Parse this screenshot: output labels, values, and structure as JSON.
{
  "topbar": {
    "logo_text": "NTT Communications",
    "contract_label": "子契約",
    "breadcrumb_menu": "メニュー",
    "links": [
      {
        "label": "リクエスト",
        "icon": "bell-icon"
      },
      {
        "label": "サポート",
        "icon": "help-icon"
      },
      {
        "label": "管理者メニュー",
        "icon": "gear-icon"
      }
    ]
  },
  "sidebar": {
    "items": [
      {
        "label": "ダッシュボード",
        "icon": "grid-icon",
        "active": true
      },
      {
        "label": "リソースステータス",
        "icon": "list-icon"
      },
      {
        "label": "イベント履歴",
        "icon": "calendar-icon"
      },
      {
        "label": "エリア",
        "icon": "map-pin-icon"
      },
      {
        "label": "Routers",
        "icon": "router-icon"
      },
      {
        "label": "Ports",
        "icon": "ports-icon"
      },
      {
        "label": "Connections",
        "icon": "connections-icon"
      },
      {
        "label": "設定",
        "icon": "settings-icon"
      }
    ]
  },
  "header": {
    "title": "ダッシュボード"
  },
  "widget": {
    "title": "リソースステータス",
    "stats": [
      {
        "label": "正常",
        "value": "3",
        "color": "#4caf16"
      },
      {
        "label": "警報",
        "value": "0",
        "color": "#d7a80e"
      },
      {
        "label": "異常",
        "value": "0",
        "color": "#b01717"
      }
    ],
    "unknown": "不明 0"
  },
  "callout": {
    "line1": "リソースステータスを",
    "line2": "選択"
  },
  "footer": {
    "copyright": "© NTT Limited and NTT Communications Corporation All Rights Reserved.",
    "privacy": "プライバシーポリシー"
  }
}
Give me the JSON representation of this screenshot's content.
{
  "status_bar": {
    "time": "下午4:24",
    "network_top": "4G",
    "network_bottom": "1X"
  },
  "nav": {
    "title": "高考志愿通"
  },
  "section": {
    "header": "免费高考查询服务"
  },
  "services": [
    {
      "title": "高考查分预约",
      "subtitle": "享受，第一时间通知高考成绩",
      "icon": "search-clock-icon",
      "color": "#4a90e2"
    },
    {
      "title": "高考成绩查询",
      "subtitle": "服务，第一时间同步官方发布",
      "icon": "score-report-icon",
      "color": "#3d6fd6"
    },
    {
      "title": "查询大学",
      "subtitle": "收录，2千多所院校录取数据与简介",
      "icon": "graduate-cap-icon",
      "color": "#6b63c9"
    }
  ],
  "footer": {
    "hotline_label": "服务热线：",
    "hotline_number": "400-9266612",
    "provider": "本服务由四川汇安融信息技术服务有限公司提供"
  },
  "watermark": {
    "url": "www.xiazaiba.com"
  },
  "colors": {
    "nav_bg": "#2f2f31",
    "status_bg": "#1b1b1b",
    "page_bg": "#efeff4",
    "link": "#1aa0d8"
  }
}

───

- [AIM OF THE EXERCISE] Return, unchanged, each line from the line containing "Give me the" through the last line of the material.

- [RESULT FOR THIS EXERCISE]
Give me the JSON representation of this screenshot's content.
{
  "status_bar": {
    "time": "下午4:24",
    "network_top": "4G",
    "network_bottom": "1X"
  },
  "nav": {
    "title": "高考志愿通"
  },
  "section": {
    "header": "免费高考查询服务"
  },
  "services": [
    {
      "title": "高考查分预约",
      "subtitle": "享受，第一时间通知高考成绩",
      "icon": "search-clock-icon",
      "color": "#4a90e2"
    },
    {
      "title": "高考成绩查询",
      "subtitle": "服务，第一时间同步官方发布",
      "icon": "score-report-icon",
      "color": "#3d6fd6"
    },
    {
      "title": "查询大学",
      "subtitle": "收录，2千多所院校录取数据与简介",
      "icon": "graduate-cap-icon",
      "color": "#6b63c9"
    }
  ],
  "footer": {
    "hotline_label": "服务热线：",
    "hotline_number": "400-9266612",
    "provider": "本服务由四川汇安融信息技术服务有限公司提供"
  },
  "watermark": {
    "url": "www.xiazaiba.com"
  },
  "colors": {
    "nav_bg": "#2f2f31",
    "status_bg": "#1b1b1b",
    "page_bg": "#efeff4",
    "link": "#1aa0d8"
  }
}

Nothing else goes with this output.